_Records from a collection_
------------------------------------

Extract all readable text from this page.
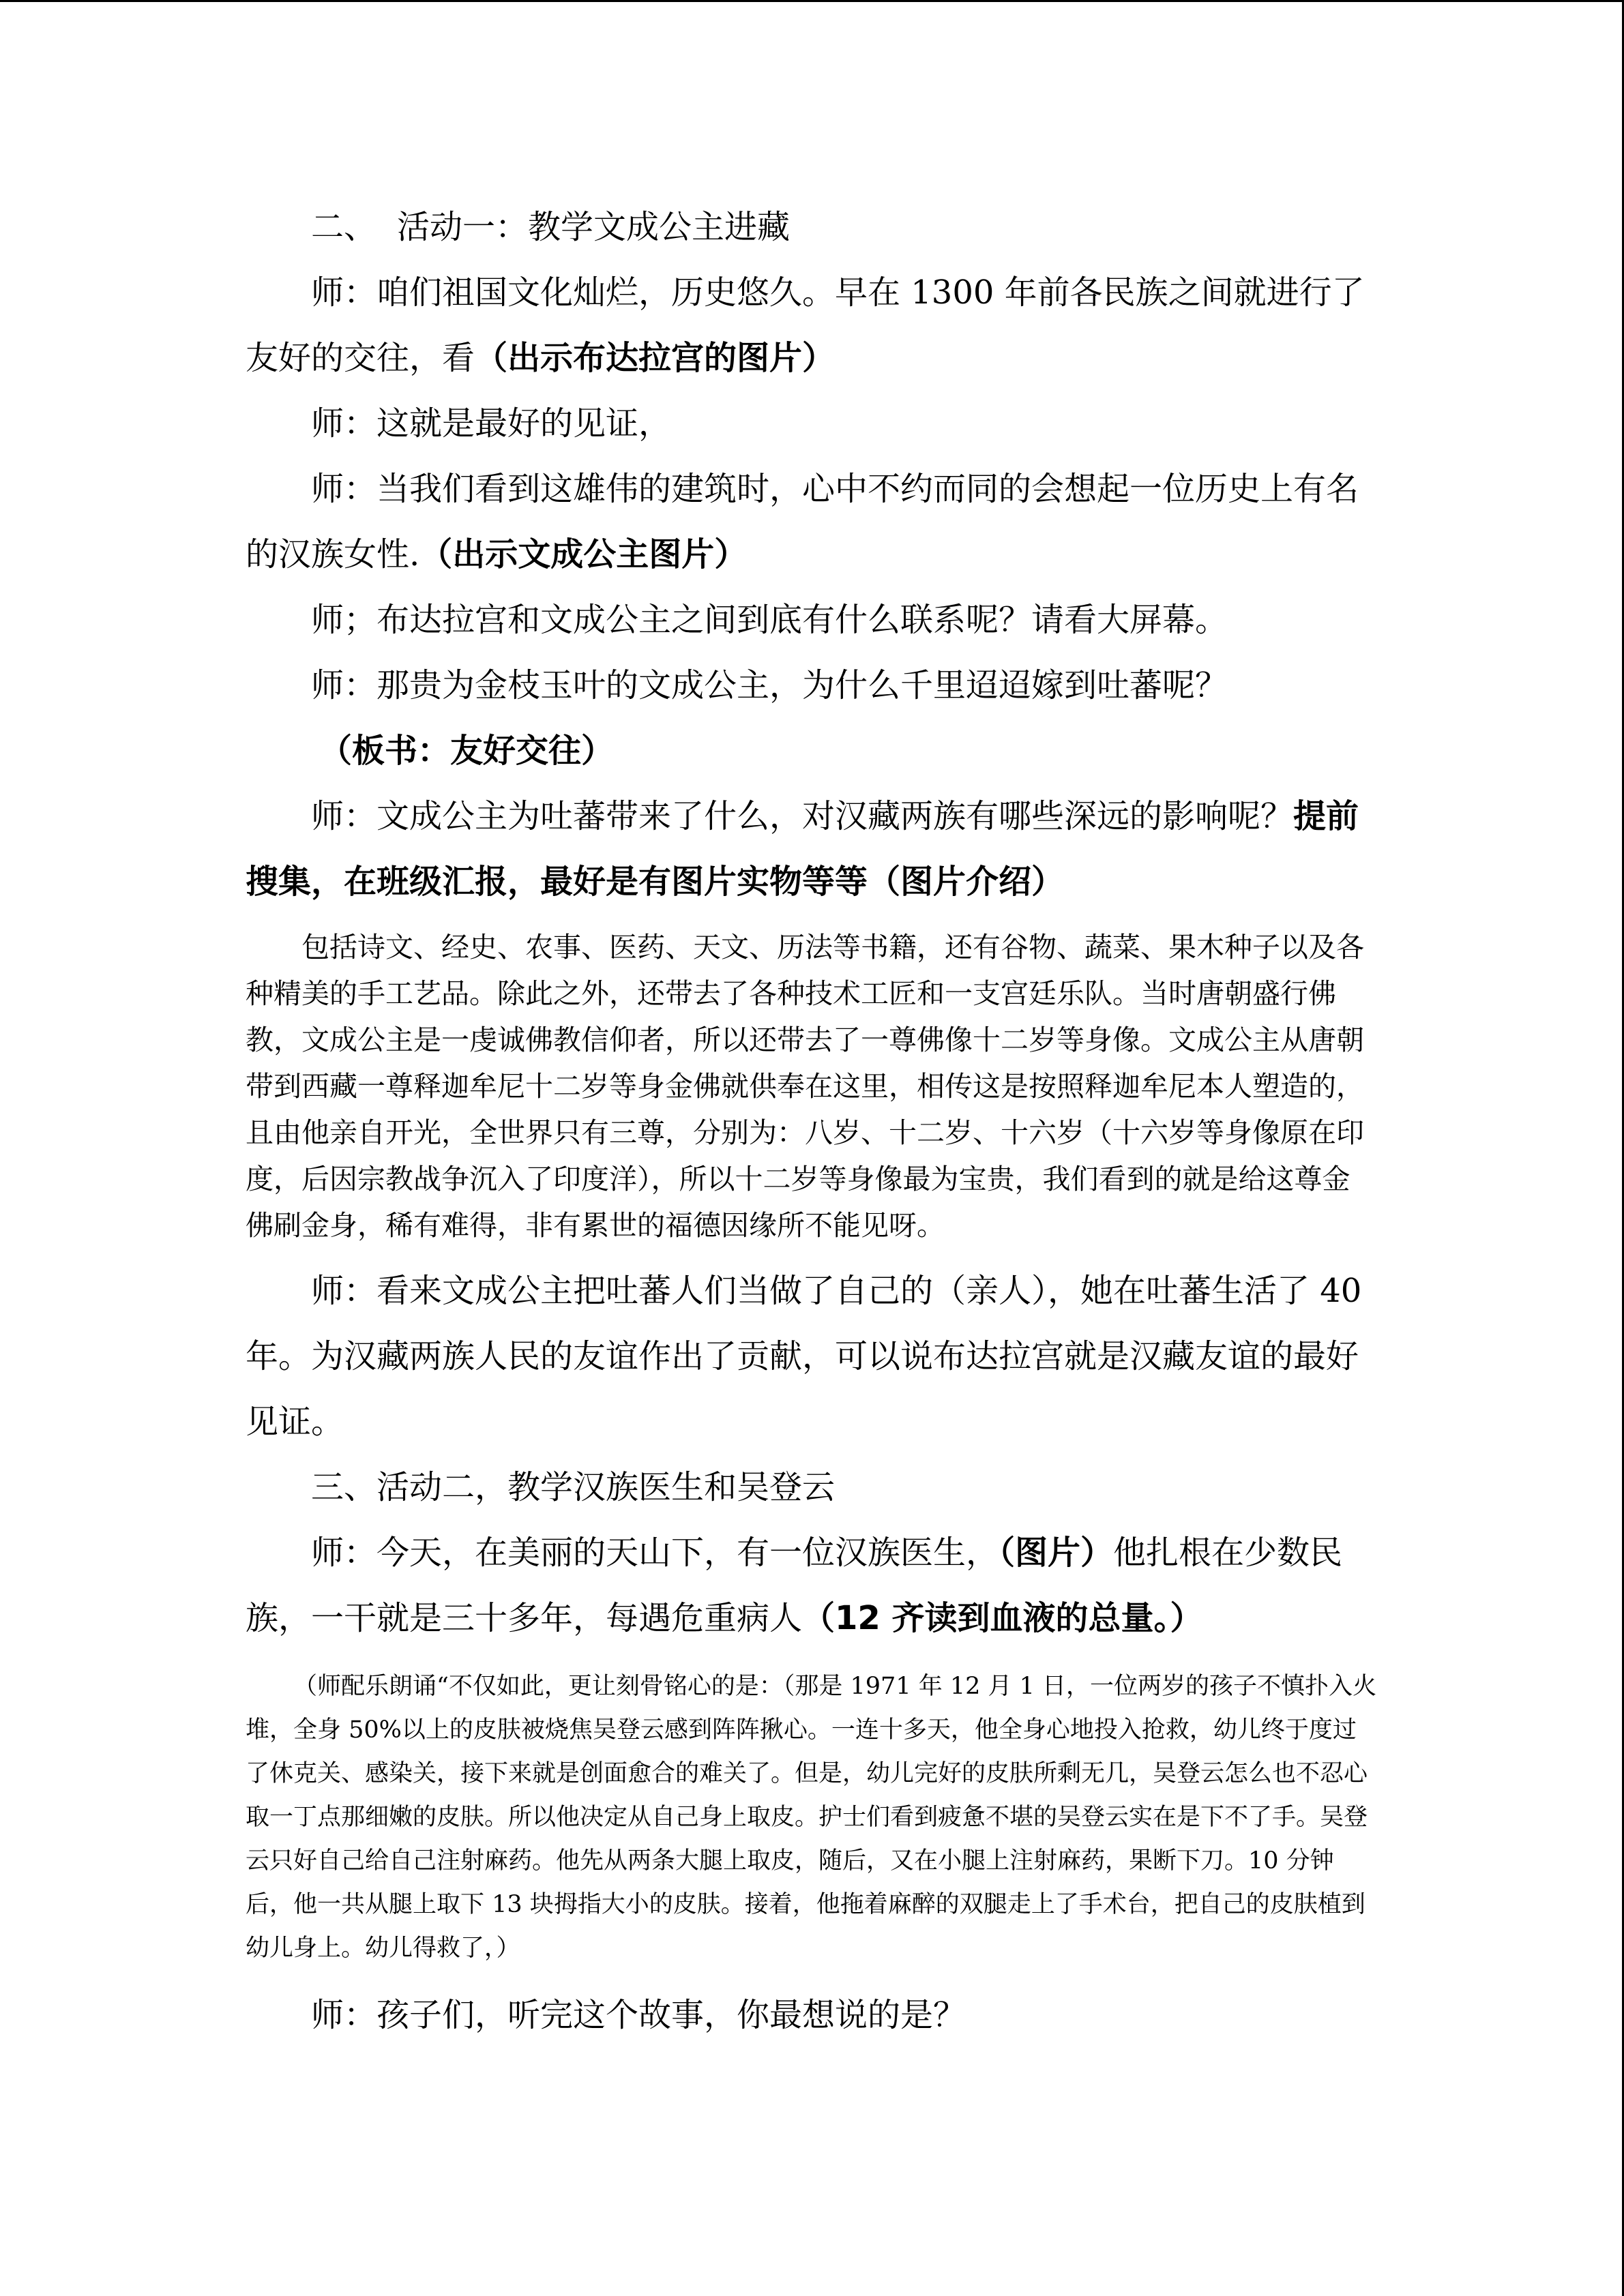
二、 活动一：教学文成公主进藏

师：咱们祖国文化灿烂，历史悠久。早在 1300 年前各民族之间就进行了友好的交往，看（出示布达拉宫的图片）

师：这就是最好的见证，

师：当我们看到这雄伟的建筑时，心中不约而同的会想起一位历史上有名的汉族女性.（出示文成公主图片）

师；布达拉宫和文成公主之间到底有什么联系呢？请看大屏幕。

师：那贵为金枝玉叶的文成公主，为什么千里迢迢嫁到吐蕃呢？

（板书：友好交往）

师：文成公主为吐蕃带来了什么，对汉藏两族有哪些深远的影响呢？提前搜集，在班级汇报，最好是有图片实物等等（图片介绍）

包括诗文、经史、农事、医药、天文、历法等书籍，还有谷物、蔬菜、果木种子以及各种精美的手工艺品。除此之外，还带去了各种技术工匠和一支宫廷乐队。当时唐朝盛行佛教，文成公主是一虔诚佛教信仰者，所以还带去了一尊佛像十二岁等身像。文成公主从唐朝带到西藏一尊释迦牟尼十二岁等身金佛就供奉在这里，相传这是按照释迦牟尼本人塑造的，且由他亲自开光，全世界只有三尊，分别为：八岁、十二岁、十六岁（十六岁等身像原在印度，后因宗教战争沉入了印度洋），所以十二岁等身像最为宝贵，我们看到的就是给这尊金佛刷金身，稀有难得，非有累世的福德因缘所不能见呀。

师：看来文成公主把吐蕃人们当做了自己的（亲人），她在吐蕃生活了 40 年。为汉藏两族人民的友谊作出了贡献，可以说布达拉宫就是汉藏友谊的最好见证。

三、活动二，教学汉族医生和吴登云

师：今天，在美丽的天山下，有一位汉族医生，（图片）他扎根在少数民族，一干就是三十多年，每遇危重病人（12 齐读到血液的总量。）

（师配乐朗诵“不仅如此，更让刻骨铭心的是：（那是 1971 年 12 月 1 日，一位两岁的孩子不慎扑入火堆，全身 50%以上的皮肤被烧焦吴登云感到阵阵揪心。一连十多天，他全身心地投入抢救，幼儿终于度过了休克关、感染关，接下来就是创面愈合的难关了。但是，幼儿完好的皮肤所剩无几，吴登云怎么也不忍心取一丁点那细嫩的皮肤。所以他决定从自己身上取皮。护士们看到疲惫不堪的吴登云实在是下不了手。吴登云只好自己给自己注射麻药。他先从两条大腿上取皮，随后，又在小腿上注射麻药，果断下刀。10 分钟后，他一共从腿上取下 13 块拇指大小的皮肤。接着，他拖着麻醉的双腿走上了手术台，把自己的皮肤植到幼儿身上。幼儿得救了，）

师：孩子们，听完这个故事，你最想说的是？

------------------------------------

_Work to do_
Go through the data above and transcribe it in full, omitting any image.

_Solution_
Extract all readable text from this page.
二、 活动一：教学文成公主进藏

师：咱们祖国文化灿烂，历史悠久。早在 1300 年前各民族之间就进行了友好的交往，看（出示布达拉宫的图片）

师：这就是最好的见证，

师：当我们看到这雄伟的建筑时，心中不约而同的会想起一位历史上有名的汉族女性.（出示文成公主图片）

师；布达拉宫和文成公主之间到底有什么联系呢？请看大屏幕。

师：那贵为金枝玉叶的文成公主，为什么千里迢迢嫁到吐蕃呢？

（板书：友好交往）

师：文成公主为吐蕃带来了什么，对汉藏两族有哪些深远的影响呢？提前搜集，在班级汇报，最好是有图片实物等等（图片介绍）

包括诗文、经史、农事、医药、天文、历法等书籍，还有谷物、蔬菜、果木种子以及各种精美的手工艺品。除此之外，还带去了各种技术工匠和一支宫廷乐队。当时唐朝盛行佛教，文成公主是一虔诚佛教信仰者，所以还带去了一尊佛像十二岁等身像。文成公主从唐朝带到西藏一尊释迦牟尼十二岁等身金佛就供奉在这里，相传这是按照释迦牟尼本人塑造的，且由他亲自开光，全世界只有三尊，分别为：八岁、十二岁、十六岁（十六岁等身像原在印度，后因宗教战争沉入了印度洋），所以十二岁等身像最为宝贵，我们看到的就是给这尊金佛刷金身，稀有难得，非有累世的福德因缘所不能见呀。

师：看来文成公主把吐蕃人们当做了自己的（亲人），她在吐蕃生活了 40 年。为汉藏两族人民的友谊作出了贡献，可以说布达拉宫就是汉藏友谊的最好见证。

三、活动二，教学汉族医生和吴登云

师：今天，在美丽的天山下，有一位汉族医生，（图片）他扎根在少数民族，一干就是三十多年，每遇危重病人（12 齐读到血液的总量。）

（师配乐朗诵“不仅如此，更让刻骨铭心的是：（那是 1971 年 12 月 1 日，一位两岁的孩子不慎扑入火堆，全身 50%以上的皮肤被烧焦吴登云感到阵阵揪心。一连十多天，他全身心地投入抢救，幼儿终于度过了休克关、感染关，接下来就是创面愈合的难关了。但是，幼儿完好的皮肤所剩无几，吴登云怎么也不忍心取一丁点那细嫩的皮肤。所以他决定从自己身上取皮。护士们看到疲惫不堪的吴登云实在是下不了手。吴登云只好自己给自己注射麻药。他先从两条大腿上取皮，随后，又在小腿上注射麻药，果断下刀。10 分钟后，他一共从腿上取下 13 块拇指大小的皮肤。接着，他拖着麻醉的双腿走上了手术台，把自己的皮肤植到幼儿身上。幼儿得救了，）

师：孩子们，听完这个故事，你最想说的是？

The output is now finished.